Exercise aim:
Find the number of lines containing the string "creïlla" in the data. Answer with the number by itself.

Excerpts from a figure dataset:
——————————

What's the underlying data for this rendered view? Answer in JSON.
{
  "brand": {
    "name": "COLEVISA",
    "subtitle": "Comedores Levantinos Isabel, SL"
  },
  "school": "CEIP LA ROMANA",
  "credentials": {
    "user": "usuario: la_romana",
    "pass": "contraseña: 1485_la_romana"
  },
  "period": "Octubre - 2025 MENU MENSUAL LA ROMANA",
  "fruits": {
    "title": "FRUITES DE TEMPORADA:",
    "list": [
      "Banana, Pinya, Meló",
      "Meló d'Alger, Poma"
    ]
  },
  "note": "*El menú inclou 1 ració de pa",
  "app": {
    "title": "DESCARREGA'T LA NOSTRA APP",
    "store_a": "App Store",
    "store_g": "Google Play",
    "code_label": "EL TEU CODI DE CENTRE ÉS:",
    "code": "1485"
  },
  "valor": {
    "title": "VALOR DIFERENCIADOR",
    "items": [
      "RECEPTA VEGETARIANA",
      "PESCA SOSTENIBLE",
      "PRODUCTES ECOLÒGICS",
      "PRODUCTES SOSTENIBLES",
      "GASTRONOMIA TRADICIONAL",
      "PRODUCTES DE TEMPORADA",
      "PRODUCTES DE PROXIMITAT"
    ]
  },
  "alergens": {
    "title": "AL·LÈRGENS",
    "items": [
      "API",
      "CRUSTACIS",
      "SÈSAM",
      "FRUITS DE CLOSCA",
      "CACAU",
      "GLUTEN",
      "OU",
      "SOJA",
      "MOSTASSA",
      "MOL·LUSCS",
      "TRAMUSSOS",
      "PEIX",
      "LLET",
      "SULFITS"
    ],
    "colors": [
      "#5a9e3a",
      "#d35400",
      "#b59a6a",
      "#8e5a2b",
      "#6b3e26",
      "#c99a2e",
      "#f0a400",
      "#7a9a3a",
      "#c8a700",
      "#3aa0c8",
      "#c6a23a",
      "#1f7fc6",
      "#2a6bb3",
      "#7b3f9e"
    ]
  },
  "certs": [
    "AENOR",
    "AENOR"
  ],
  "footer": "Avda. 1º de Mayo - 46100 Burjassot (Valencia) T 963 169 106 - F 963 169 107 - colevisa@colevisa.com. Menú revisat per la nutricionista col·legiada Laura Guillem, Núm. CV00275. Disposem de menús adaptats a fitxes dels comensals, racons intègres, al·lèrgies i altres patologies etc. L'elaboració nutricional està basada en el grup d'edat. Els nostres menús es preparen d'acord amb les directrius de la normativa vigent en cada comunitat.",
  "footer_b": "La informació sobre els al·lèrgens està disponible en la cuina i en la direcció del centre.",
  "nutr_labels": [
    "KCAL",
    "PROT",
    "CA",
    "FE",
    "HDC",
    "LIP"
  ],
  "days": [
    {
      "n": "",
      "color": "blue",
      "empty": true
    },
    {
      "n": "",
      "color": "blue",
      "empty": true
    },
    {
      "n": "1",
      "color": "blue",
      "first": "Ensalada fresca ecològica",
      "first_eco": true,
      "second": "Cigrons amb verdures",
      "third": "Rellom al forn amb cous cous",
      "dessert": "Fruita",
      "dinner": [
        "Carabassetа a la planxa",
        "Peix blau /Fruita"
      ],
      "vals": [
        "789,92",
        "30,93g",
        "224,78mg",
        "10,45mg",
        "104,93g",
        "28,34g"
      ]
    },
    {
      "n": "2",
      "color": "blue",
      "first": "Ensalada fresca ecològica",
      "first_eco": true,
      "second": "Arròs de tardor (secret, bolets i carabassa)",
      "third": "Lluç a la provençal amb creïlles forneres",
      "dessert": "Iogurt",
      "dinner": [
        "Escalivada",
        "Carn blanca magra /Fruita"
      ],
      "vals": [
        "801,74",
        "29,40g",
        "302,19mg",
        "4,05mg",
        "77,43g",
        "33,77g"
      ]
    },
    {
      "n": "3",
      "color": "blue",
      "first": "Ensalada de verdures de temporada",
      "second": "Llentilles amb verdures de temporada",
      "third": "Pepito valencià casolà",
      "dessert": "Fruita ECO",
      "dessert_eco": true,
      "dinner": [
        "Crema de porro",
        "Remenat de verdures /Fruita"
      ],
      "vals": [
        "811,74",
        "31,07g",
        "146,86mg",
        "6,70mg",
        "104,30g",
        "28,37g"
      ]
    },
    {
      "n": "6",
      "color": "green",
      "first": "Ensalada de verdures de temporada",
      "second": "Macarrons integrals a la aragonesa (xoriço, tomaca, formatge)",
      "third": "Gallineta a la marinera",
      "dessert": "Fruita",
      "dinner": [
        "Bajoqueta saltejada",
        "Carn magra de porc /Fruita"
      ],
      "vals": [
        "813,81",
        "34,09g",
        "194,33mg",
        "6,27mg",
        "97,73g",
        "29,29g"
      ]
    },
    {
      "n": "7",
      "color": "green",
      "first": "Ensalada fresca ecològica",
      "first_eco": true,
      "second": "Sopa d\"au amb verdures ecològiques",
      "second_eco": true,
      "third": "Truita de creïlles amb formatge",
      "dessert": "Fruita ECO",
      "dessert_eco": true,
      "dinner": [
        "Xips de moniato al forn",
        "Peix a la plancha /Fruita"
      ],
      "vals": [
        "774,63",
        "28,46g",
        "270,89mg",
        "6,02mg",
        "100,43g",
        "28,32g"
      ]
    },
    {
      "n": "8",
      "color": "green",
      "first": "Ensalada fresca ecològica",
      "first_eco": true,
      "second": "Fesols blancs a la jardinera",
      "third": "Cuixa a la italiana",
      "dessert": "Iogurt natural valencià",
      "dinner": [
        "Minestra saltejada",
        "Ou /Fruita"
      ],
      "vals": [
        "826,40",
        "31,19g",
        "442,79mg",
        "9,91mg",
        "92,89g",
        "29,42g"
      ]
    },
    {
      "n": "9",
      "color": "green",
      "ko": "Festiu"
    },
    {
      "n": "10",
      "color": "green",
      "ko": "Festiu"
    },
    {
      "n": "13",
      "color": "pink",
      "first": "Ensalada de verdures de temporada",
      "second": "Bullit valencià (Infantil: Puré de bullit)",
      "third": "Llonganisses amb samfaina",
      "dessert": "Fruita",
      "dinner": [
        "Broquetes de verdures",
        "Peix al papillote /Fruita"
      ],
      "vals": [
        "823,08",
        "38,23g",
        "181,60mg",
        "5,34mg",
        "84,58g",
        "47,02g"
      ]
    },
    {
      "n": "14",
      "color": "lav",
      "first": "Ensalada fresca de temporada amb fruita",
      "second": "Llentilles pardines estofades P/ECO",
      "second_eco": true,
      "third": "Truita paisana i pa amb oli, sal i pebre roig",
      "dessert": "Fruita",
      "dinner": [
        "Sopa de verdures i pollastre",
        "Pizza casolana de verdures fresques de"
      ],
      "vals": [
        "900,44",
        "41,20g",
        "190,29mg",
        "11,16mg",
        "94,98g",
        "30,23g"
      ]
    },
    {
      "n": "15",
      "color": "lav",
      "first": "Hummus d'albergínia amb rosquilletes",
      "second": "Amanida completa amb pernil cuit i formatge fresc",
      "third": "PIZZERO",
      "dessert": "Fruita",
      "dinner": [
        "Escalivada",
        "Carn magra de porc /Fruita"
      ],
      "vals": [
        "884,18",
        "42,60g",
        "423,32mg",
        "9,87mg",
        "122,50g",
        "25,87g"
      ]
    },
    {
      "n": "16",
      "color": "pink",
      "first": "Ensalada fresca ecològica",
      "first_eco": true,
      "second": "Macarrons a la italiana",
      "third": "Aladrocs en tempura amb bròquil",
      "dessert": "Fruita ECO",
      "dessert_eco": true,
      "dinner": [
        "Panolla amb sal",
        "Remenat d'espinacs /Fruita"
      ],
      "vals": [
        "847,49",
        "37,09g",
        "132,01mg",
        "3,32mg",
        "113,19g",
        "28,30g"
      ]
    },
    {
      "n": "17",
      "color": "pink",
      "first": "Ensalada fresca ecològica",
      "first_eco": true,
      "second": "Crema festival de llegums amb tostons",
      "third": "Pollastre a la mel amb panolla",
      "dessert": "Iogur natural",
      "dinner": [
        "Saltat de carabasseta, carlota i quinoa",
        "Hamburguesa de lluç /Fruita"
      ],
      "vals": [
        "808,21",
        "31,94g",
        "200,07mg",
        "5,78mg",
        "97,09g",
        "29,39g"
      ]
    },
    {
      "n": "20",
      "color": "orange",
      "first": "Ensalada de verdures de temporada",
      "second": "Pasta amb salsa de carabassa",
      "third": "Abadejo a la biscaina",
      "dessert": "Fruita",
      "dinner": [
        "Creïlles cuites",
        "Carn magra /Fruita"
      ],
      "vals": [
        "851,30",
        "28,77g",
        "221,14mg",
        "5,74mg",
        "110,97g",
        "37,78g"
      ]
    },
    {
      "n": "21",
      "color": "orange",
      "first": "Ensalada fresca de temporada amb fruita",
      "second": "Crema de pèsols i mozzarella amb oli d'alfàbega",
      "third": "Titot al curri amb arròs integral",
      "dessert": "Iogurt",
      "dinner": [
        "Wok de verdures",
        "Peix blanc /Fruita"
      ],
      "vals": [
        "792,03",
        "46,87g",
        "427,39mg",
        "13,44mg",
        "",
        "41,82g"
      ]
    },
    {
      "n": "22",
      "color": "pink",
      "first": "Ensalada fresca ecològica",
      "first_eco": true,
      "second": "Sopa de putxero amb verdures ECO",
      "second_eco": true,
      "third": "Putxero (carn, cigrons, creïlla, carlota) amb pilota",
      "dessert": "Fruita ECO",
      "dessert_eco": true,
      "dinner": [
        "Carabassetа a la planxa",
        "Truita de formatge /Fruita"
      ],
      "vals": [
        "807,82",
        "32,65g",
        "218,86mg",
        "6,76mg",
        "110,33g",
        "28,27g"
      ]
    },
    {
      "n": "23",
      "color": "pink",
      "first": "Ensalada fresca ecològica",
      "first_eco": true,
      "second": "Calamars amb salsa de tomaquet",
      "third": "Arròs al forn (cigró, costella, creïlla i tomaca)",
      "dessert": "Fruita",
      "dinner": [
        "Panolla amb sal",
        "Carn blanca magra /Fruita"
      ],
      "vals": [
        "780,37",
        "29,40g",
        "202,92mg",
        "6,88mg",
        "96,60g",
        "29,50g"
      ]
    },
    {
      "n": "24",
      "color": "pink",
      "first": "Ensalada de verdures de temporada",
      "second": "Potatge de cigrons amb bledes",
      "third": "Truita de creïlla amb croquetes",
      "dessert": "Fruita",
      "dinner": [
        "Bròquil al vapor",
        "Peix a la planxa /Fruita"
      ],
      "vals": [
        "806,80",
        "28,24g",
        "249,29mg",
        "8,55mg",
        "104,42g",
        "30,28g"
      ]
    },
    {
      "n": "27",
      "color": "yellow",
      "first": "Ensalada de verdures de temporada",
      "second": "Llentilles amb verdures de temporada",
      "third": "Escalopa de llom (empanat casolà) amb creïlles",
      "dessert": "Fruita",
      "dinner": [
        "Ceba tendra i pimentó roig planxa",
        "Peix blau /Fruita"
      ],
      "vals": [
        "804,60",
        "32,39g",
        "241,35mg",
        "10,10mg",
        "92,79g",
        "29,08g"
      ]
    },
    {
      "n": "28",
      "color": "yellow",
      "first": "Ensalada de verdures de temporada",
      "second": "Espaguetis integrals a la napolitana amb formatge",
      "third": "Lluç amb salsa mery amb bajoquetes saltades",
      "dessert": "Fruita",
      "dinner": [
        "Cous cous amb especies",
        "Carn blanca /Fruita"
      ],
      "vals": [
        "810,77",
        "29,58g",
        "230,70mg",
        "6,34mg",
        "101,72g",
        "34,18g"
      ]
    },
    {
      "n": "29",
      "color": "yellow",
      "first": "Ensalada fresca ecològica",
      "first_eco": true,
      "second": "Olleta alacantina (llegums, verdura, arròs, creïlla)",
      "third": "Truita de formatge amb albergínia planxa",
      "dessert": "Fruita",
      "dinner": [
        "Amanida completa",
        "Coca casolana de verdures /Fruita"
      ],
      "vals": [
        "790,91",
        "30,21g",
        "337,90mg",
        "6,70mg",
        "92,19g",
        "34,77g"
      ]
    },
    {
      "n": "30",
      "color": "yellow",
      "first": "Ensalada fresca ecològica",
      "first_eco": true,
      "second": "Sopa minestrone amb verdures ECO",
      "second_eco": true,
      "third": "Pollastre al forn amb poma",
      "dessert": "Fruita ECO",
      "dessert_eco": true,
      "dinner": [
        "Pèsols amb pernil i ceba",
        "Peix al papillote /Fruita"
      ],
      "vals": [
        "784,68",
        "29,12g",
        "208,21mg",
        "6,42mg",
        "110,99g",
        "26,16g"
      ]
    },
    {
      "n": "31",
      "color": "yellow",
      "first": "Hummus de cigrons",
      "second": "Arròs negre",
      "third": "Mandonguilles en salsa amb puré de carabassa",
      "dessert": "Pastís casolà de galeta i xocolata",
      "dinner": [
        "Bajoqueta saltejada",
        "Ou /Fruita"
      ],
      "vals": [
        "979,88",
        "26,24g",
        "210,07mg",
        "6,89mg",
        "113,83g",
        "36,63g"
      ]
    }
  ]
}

——————————

Solved exercise:
4